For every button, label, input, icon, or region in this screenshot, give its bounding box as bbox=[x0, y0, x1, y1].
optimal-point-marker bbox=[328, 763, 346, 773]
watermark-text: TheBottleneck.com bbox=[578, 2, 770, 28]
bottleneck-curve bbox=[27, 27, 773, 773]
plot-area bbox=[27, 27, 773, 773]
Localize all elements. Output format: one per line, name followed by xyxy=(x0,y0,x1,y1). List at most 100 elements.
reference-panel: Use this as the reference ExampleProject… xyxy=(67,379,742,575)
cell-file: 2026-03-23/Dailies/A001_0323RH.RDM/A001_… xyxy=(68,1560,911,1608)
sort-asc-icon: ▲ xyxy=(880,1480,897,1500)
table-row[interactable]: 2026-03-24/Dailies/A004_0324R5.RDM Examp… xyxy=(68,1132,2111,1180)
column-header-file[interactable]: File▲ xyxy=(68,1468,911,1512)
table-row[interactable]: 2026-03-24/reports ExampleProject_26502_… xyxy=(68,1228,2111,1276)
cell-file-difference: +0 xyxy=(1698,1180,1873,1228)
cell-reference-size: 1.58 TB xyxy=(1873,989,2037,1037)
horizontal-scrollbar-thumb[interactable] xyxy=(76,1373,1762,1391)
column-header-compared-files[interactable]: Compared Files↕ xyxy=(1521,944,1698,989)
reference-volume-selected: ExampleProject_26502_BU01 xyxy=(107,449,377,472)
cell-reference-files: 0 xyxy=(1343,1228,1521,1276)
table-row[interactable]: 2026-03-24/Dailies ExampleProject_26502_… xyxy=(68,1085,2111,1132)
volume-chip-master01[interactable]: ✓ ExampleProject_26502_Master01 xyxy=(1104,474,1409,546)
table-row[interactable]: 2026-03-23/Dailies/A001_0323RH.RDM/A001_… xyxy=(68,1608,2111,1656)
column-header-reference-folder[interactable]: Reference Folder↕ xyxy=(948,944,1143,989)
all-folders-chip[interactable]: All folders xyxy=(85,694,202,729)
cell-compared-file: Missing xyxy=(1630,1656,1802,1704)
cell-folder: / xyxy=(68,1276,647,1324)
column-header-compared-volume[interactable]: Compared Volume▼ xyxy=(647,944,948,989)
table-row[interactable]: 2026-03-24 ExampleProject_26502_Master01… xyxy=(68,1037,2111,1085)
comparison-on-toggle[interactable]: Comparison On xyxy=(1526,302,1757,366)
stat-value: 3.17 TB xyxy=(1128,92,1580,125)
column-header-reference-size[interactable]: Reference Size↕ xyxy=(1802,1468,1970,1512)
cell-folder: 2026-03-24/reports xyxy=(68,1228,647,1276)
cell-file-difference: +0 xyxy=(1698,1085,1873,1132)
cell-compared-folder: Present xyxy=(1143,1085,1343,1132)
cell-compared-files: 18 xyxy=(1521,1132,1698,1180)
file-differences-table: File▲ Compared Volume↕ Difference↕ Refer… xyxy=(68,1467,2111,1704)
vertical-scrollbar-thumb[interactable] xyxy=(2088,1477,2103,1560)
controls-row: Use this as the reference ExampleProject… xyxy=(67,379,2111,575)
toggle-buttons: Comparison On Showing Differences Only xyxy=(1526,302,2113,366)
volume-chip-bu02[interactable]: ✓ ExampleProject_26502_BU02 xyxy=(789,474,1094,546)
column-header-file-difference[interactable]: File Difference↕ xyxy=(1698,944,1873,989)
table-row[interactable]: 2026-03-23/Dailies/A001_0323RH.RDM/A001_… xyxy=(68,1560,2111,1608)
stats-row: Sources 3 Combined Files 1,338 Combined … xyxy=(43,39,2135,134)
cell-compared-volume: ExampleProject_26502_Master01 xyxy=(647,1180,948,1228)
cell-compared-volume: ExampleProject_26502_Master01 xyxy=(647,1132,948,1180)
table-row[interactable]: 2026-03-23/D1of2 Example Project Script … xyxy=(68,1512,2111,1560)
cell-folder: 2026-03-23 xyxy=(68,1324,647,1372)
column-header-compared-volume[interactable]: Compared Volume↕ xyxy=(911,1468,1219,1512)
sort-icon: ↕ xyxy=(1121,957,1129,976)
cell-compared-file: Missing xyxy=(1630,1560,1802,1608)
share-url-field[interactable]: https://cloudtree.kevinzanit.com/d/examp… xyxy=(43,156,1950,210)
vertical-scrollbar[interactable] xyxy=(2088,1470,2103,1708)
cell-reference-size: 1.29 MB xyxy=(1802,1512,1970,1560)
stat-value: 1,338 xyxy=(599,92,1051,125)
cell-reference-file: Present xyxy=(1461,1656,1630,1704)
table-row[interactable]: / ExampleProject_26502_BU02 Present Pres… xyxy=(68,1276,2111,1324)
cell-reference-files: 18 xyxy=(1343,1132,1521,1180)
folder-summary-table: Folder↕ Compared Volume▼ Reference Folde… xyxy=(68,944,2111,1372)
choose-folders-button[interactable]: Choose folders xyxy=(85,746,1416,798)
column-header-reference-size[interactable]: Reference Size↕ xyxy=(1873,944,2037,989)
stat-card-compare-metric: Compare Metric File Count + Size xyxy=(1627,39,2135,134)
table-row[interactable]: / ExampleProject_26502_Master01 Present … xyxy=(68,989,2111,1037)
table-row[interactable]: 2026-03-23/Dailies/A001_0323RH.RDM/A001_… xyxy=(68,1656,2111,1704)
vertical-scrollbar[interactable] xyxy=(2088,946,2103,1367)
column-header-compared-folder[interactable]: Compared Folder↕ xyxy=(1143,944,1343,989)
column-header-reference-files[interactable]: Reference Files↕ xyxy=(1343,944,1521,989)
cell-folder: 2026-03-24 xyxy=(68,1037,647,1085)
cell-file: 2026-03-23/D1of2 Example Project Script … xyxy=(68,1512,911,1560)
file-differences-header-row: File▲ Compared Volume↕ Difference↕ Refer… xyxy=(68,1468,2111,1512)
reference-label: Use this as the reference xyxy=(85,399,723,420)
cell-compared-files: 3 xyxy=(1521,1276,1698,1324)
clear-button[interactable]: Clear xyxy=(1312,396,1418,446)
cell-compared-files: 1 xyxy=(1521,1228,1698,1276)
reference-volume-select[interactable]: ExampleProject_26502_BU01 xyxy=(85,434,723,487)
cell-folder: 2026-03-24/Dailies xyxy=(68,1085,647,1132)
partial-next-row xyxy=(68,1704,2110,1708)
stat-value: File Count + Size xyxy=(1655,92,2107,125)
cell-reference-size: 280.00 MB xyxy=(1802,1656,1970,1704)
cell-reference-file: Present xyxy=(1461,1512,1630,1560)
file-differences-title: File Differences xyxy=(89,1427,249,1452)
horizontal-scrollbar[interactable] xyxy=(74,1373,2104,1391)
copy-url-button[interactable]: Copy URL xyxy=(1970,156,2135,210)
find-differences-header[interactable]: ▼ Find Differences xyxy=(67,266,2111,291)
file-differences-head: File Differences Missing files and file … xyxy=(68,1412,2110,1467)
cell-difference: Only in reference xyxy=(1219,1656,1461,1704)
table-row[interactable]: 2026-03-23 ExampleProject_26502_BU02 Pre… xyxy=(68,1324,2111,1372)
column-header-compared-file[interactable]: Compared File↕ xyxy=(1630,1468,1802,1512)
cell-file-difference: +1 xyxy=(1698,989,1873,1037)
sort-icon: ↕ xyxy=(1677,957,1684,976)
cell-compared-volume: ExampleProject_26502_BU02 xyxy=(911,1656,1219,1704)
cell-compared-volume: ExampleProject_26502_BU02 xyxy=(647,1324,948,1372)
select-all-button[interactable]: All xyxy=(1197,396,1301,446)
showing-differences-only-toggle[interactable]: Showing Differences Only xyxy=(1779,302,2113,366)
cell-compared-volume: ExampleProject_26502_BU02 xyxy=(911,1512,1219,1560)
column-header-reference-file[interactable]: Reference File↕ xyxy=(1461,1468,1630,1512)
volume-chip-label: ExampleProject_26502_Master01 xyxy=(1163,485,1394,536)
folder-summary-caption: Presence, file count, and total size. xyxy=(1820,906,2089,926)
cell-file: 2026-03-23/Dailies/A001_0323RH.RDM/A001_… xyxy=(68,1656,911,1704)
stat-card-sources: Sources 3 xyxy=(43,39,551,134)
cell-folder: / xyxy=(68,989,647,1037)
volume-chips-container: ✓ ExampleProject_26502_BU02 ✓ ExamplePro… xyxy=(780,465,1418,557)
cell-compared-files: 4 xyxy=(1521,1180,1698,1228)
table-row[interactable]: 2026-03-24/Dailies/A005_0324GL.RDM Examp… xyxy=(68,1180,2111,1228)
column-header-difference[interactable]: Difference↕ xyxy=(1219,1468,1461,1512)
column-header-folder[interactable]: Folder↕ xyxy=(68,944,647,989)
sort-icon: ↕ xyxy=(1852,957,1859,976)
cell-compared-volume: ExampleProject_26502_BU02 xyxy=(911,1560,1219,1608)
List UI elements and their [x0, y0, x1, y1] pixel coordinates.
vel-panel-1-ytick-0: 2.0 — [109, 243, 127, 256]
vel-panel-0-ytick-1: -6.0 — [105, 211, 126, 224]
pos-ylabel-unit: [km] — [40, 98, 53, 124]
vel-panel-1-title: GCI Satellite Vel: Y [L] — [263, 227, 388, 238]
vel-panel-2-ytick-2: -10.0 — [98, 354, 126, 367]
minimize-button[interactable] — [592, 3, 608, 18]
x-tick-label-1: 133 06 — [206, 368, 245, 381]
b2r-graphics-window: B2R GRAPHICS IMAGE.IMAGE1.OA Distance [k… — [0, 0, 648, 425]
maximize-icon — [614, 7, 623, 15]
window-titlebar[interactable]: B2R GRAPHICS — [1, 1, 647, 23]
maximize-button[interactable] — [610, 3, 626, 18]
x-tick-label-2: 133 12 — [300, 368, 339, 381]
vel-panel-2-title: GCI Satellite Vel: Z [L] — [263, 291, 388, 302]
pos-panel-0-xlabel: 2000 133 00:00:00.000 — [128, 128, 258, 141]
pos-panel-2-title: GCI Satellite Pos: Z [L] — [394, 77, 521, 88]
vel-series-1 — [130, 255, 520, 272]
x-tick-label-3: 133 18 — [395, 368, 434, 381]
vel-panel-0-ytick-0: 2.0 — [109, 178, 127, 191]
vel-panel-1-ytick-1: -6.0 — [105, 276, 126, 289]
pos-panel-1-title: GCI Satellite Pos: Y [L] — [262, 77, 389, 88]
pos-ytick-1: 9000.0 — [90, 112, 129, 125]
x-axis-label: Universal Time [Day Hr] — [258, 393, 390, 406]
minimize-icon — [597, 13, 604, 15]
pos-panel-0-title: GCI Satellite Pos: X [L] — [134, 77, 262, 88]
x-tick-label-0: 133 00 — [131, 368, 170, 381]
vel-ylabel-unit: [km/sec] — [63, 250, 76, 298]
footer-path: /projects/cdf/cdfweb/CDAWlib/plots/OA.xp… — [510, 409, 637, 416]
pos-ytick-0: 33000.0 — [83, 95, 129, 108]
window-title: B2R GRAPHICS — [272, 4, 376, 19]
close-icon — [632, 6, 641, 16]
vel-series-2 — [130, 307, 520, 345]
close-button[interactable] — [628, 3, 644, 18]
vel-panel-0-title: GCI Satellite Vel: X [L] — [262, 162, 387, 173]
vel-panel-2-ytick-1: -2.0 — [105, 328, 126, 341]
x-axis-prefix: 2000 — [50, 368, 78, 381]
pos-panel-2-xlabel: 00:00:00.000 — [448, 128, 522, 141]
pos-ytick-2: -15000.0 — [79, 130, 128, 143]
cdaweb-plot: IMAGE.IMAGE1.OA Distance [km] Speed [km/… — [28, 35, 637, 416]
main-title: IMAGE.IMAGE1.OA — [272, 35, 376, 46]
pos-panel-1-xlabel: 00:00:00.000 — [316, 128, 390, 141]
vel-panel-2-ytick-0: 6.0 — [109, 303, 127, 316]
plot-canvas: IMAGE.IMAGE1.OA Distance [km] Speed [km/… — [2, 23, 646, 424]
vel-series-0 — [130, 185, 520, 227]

● **Task goal**
Copy the records word for word, starting at the first line and ending with the line that contains "column-header-file[interactable]: File▲ xyxy=(68,1468,911,1512)", both included.

● **Result for this task**
For every button, label, input, icon, or region in this screenshot, give its bounding box as bbox=[x0, y0, x1, y1].
optimal-point-marker bbox=[328, 763, 346, 773]
watermark-text: TheBottleneck.com bbox=[578, 2, 770, 28]
bottleneck-curve bbox=[27, 27, 773, 773]
plot-area bbox=[27, 27, 773, 773]
Localize all elements. Output format: one per line, name followed by xyxy=(x0,y0,x1,y1). List at most 100 elements.
reference-panel: Use this as the reference ExampleProject… xyxy=(67,379,742,575)
cell-file: 2026-03-23/Dailies/A001_0323RH.RDM/A001_… xyxy=(68,1560,911,1608)
sort-asc-icon: ▲ xyxy=(880,1480,897,1500)
table-row[interactable]: 2026-03-24/Dailies/A004_0324R5.RDM Examp… xyxy=(68,1132,2111,1180)
column-header-file[interactable]: File▲ xyxy=(68,1468,911,1512)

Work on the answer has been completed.